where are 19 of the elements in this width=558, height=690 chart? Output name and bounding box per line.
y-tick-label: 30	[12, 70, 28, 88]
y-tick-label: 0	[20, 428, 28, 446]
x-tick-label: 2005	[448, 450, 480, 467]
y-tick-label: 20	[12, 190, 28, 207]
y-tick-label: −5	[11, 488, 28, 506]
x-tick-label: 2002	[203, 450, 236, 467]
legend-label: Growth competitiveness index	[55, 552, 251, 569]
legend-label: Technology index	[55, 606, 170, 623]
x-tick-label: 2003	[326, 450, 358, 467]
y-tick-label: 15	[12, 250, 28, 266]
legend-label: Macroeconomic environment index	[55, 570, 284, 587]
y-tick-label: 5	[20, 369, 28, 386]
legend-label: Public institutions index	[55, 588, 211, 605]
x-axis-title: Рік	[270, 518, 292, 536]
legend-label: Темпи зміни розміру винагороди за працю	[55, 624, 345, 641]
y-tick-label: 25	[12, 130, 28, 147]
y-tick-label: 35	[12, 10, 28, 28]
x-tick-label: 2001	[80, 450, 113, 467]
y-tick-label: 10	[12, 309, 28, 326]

================================

## Task requirements
Return every line of the rows above that contains the string "legend", matching case exactly.

## Written answer
legend-label: Growth competitiveness index	[55, 552, 251, 569]
legend-label: Technology index	[55, 606, 170, 623]
legend-label: Macroeconomic environment index	[55, 570, 284, 587]
legend-label: Public institutions index	[55, 588, 211, 605]
legend-label: Темпи зміни розміру винагороди за працю	[55, 624, 345, 641]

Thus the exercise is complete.